요구 사항 — 아래 줄을 모두 한 글자도 고치지 말고 그대로 출력해 주세요. 그림은 답에서 뺍니다.

제시된 기록 —
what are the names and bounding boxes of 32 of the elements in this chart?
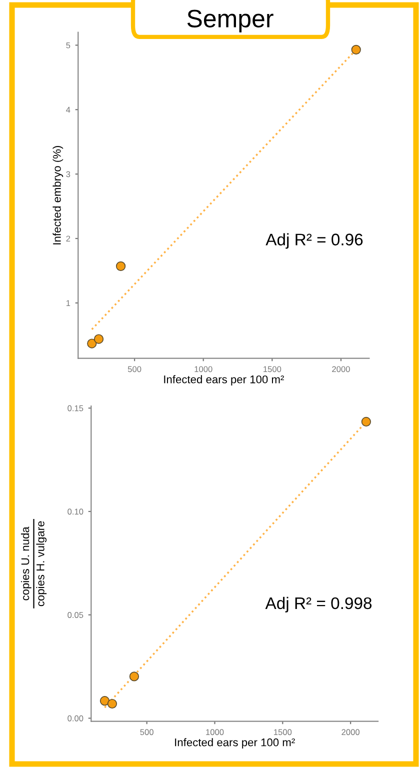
x-tick-label: 1000	[194, 366, 212, 372]
x-tick-label: 2000	[332, 366, 350, 372]
x-tick-label: 1500	[264, 366, 282, 372]
point	[129, 672, 140, 682]
x-tick-label: 1500	[274, 729, 292, 736]
y-tick-label: 0.15	[68, 405, 84, 412]
y-axis-title: copies U. nuda copies H. vulgare	[20, 521, 47, 606]
x-tick-label: 500	[128, 366, 142, 372]
chart-title: Semper	[187, 10, 274, 32]
point	[100, 696, 110, 706]
point	[361, 416, 371, 427]
x-tick-label: 500	[140, 729, 154, 736]
y-tick-label: 0.10	[68, 508, 84, 515]
x-axis-title: Infected ears per 100 m²	[164, 375, 284, 386]
annotation: Adj R² = 0.998	[265, 596, 372, 612]
point	[116, 261, 126, 272]
x-tick-label: 2000	[342, 729, 360, 736]
point	[87, 338, 97, 348]
point	[94, 334, 104, 344]
y-tick-label: 3	[66, 171, 70, 178]
annotation: Adj R² = 0.96	[266, 233, 363, 249]
point	[351, 44, 361, 55]
y-tick-label: 0.05	[68, 612, 84, 618]
y-tick-label: 2	[66, 236, 70, 242]
y-tick-label: 0.00	[68, 715, 84, 722]
y-tick-label: 1	[66, 300, 70, 306]
x-axis-title: Infected ears per 100 m²	[175, 738, 295, 748]
y-tick-label: 4	[66, 106, 70, 113]
point	[107, 698, 118, 709]
y-tick-label: 5	[66, 42, 70, 48]
x-tick-label: 1000	[206, 729, 224, 736]
y-axis-title: Infected embryo (%)	[52, 146, 64, 244]
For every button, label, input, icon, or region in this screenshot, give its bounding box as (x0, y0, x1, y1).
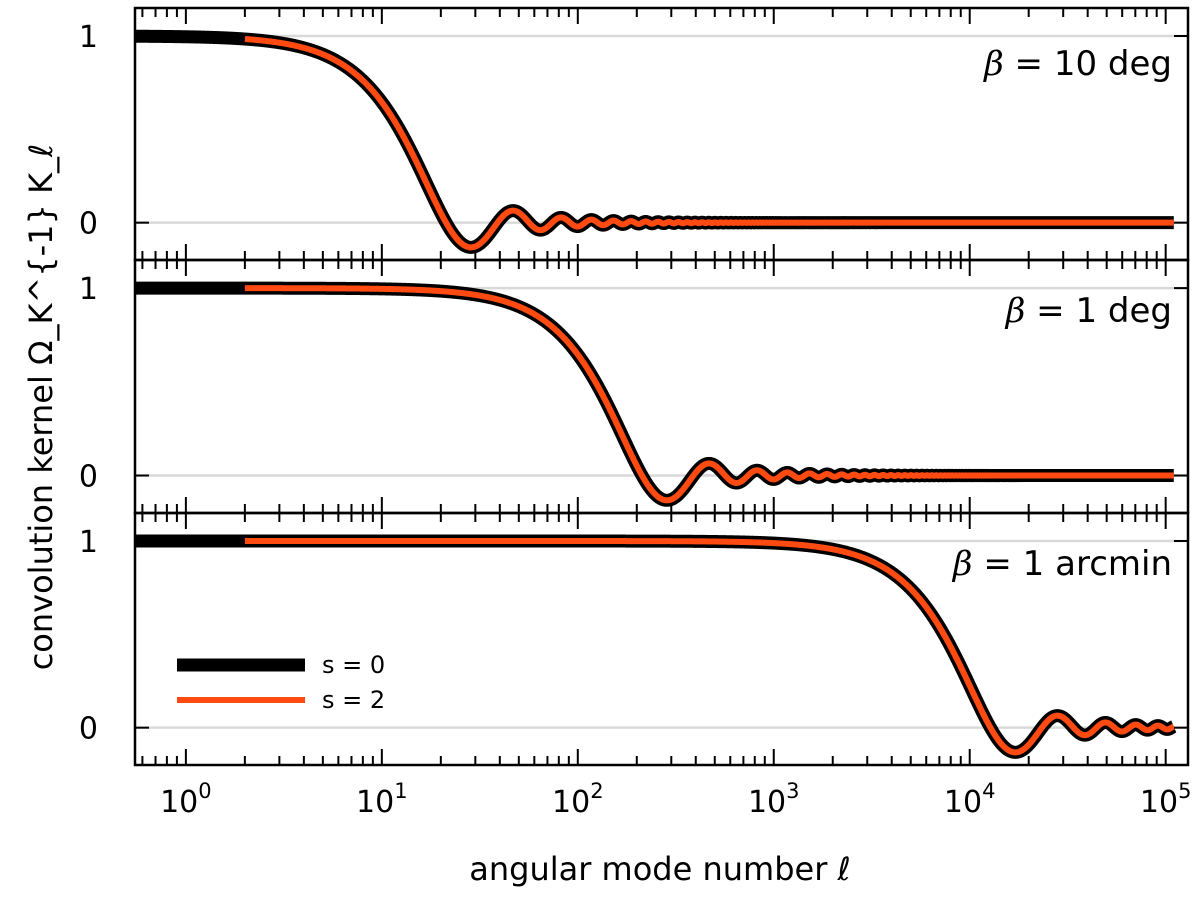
series-line-s2-panel-2 (242, 285, 1177, 504)
y-tick-label: 0 (79, 460, 98, 495)
x-tick-label: 104 (944, 779, 996, 820)
legend-label-s0: s = 0 (322, 651, 385, 679)
series-line-s2-panel-1 (242, 36, 1177, 251)
x-tick-label: 105 (1140, 779, 1192, 820)
x-axis-label: angular mode number ℓ (469, 850, 851, 888)
panel-label-2: β = 1 deg (1004, 291, 1172, 331)
panels-group: 0 1 β = 10 deg 0 1 β = 1 deg 0 1 β = 1 arcmin (79, 6, 1190, 767)
panel-label-3: β = 1 arcmin (951, 544, 1172, 584)
panel-1: 0 1 β = 10 deg (79, 6, 1190, 262)
y-tick-label: 0 (79, 207, 98, 242)
y-tick-label: 1 (79, 525, 98, 560)
legend: s = 0 s = 2 (177, 651, 385, 714)
x-tick-label: 102 (552, 779, 604, 820)
panel-label-1: β = 10 deg (982, 44, 1172, 84)
y-tick-label: 0 (79, 712, 98, 747)
panel-3: 0 1 β = 1 arcmin (79, 511, 1190, 767)
y-tick-label: 1 (79, 20, 98, 55)
y-axis-label: convolution kernel Ω_K^{-1} K_ℓ (22, 144, 60, 671)
series-line-s2-panel-3 (242, 538, 1177, 756)
x-tick-label: 101 (356, 779, 408, 820)
panel-frame-3 (133, 511, 1190, 767)
x-tick-labels: 100 101 102 103 104 105 (160, 779, 1191, 820)
panel-2: 0 1 β = 1 deg (79, 258, 1190, 515)
x-tick-label: 103 (748, 779, 800, 820)
legend-label-s2: s = 2 (322, 686, 385, 714)
x-tick-label: 100 (160, 779, 212, 820)
y-tick-label: 1 (79, 272, 98, 307)
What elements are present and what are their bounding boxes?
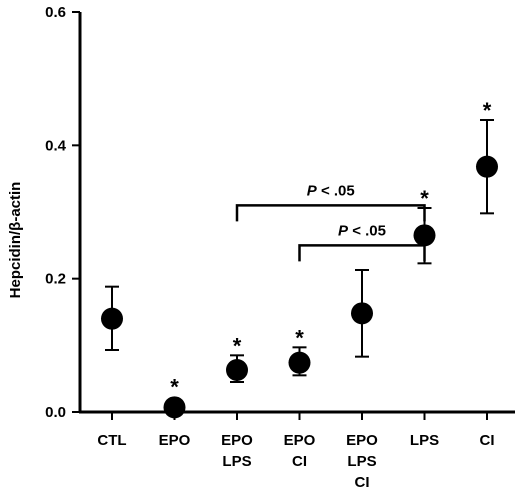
y-tick-label: 0.6 xyxy=(45,4,66,21)
significance-star: * xyxy=(170,374,179,399)
x-category-label: EPO xyxy=(221,432,253,449)
significance-star: * xyxy=(483,98,492,123)
data-points: * * * * * xyxy=(101,98,498,419)
data-point xyxy=(288,351,311,374)
comparison-bracket xyxy=(235,204,426,222)
p-value-label: P < .05 xyxy=(307,182,355,199)
x-category-label: LPS xyxy=(222,453,251,470)
significance-star: * xyxy=(295,325,304,350)
comparison-bracket xyxy=(298,244,426,262)
y-tick-label: 0.2 xyxy=(45,271,66,288)
data-point xyxy=(351,302,373,325)
y-axis-label: Hepcidin/β-actin xyxy=(7,182,24,299)
x-category-label: LPS xyxy=(410,432,439,449)
x-category-label: CI xyxy=(480,432,495,449)
data-point xyxy=(226,359,248,381)
data-point xyxy=(476,155,498,178)
x-category-label: CI xyxy=(355,474,370,491)
x-category-label: EPO xyxy=(284,432,316,449)
x-category-label: LPS xyxy=(347,453,376,470)
x-category-label: EPO xyxy=(346,432,378,449)
comparison-brackets: P < .05 P < .05 xyxy=(235,182,426,262)
y-tick-label: 0.4 xyxy=(45,137,67,154)
x-category-label: CTL xyxy=(97,432,126,449)
x-category-label: EPO xyxy=(159,432,191,449)
p-value-label: P < .05 xyxy=(338,222,386,239)
data-point xyxy=(163,396,186,419)
axes: 0.0 0.2 0.4 0.6 CTL EPO EPO LPS EPO CI EPO LPS CI LPS… xyxy=(45,4,515,491)
x-category-label: CI xyxy=(292,453,307,470)
y-tick-label: 0.0 xyxy=(45,404,66,421)
significance-star: * xyxy=(233,333,242,358)
significance-star: * xyxy=(420,186,429,211)
data-point xyxy=(413,224,436,247)
data-point xyxy=(101,307,123,330)
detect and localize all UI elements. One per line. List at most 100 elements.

답변 —
what are the names and bounding boxes of 32 of the elements in this chart?
x-tick-label: 1000	[194, 366, 212, 372]
x-tick-label: 2000	[332, 366, 350, 372]
x-tick-label: 1500	[264, 366, 282, 372]
point	[129, 672, 140, 682]
x-tick-label: 1500	[274, 729, 292, 736]
y-tick-label: 0.15	[68, 405, 84, 412]
y-axis-title: copies U. nuda copies H. vulgare	[20, 521, 47, 606]
x-tick-label: 500	[128, 366, 142, 372]
chart-title: Semper	[187, 10, 274, 32]
point	[100, 696, 110, 706]
point	[361, 416, 371, 427]
x-tick-label: 500	[140, 729, 154, 736]
y-tick-label: 0.10	[68, 508, 84, 515]
x-axis-title: Infected ears per 100 m²	[164, 375, 284, 386]
annotation: Adj R² = 0.998	[265, 596, 372, 612]
point	[116, 261, 126, 272]
x-tick-label: 2000	[342, 729, 360, 736]
point	[87, 338, 97, 348]
point	[94, 334, 104, 344]
y-tick-label: 3	[66, 171, 70, 178]
annotation: Adj R² = 0.96	[266, 233, 363, 249]
point	[351, 44, 361, 55]
y-tick-label: 0.05	[68, 612, 84, 618]
y-tick-label: 2	[66, 236, 70, 242]
y-tick-label: 0.00	[68, 715, 84, 722]
y-tick-label: 1	[66, 300, 70, 306]
x-axis-title: Infected ears per 100 m²	[175, 738, 295, 748]
y-tick-label: 4	[66, 106, 70, 113]
point	[107, 698, 118, 709]
y-tick-label: 5	[66, 42, 70, 48]
x-tick-label: 1000	[206, 729, 224, 736]
y-axis-title: Infected embryo (%)	[52, 146, 64, 244]
For every button, label, input, icon, or region in this screenshot, give its bounding box as (x0, y0, x1, y1).
series-line-s2-panel-2 (242, 285, 1177, 504)
y-tick-label: 0 (79, 460, 98, 495)
x-tick-label: 104 (944, 779, 996, 820)
legend-label-s0: s = 0 (322, 651, 385, 679)
series-line-s2-panel-1 (242, 36, 1177, 251)
x-tick-label: 105 (1140, 779, 1192, 820)
x-axis-label: angular mode number ℓ (469, 850, 851, 888)
panel-label-2: β = 1 deg (1004, 291, 1172, 331)
panels-group: 0 1 β = 10 deg 0 1 β = 1 deg 0 1 β = 1 arcmin (79, 6, 1190, 767)
panel-label-3: β = 1 arcmin (951, 544, 1172, 584)
panel-1: 0 1 β = 10 deg (79, 6, 1190, 262)
y-tick-label: 0 (79, 207, 98, 242)
y-tick-label: 1 (79, 525, 98, 560)
legend: s = 0 s = 2 (177, 651, 385, 714)
x-tick-label: 102 (552, 779, 604, 820)
panel-label-1: β = 10 deg (982, 44, 1172, 84)
y-tick-label: 0 (79, 712, 98, 747)
panel-3: 0 1 β = 1 arcmin (79, 511, 1190, 767)
y-tick-label: 1 (79, 20, 98, 55)
y-axis-label: convolution kernel Ω_K^{-1} K_ℓ (22, 144, 60, 671)
series-line-s2-panel-3 (242, 538, 1177, 756)
x-tick-label: 101 (356, 779, 408, 820)
panel-frame-3 (133, 511, 1190, 767)
x-tick-labels: 100 101 102 103 104 105 (160, 779, 1191, 820)
panel-2: 0 1 β = 1 deg (79, 258, 1190, 515)
x-tick-label: 103 (748, 779, 800, 820)
legend-label-s2: s = 2 (322, 686, 385, 714)
x-tick-label: 100 (160, 779, 212, 820)
y-tick-label: 1 (79, 272, 98, 307)
What elements are present and what are their bounding boxes?
y-tick-label: 0.6 xyxy=(45,4,66,21)
significance-star: * xyxy=(170,374,179,399)
x-category-label: EPO xyxy=(221,432,253,449)
significance-star: * xyxy=(483,98,492,123)
data-points: * * * * * xyxy=(101,98,498,419)
data-point xyxy=(288,351,311,374)
comparison-bracket xyxy=(235,204,426,222)
p-value-label: P < .05 xyxy=(307,182,355,199)
x-category-label: LPS xyxy=(222,453,251,470)
significance-star: * xyxy=(295,325,304,350)
comparison-bracket xyxy=(298,244,426,262)
y-tick-label: 0.2 xyxy=(45,271,66,288)
data-point xyxy=(351,302,373,325)
y-axis-label: Hepcidin/β-actin xyxy=(7,182,24,299)
x-category-label: LPS xyxy=(410,432,439,449)
x-category-label: CI xyxy=(480,432,495,449)
data-point xyxy=(226,359,248,381)
data-point xyxy=(476,155,498,178)
x-category-label: CI xyxy=(355,474,370,491)
x-category-label: EPO xyxy=(284,432,316,449)
x-category-label: LPS xyxy=(347,453,376,470)
x-category-label: EPO xyxy=(346,432,378,449)
comparison-brackets: P < .05 P < .05 xyxy=(235,182,426,262)
y-tick-label: 0.4 xyxy=(45,137,67,154)
x-category-label: CTL xyxy=(97,432,126,449)
x-category-label: EPO xyxy=(159,432,191,449)
p-value-label: P < .05 xyxy=(338,222,386,239)
data-point xyxy=(163,396,186,419)
axes: 0.0 0.2 0.4 0.6 CTL EPO EPO LPS EPO CI EPO LPS CI LPS… xyxy=(45,4,515,491)
x-category-label: CI xyxy=(292,453,307,470)
y-tick-label: 0.0 xyxy=(45,404,66,421)
significance-star: * xyxy=(233,333,242,358)
significance-star: * xyxy=(420,186,429,211)
data-point xyxy=(413,224,436,247)
data-point xyxy=(101,307,123,330)
detect and localize all UI elements. One per line. List at most 100 elements.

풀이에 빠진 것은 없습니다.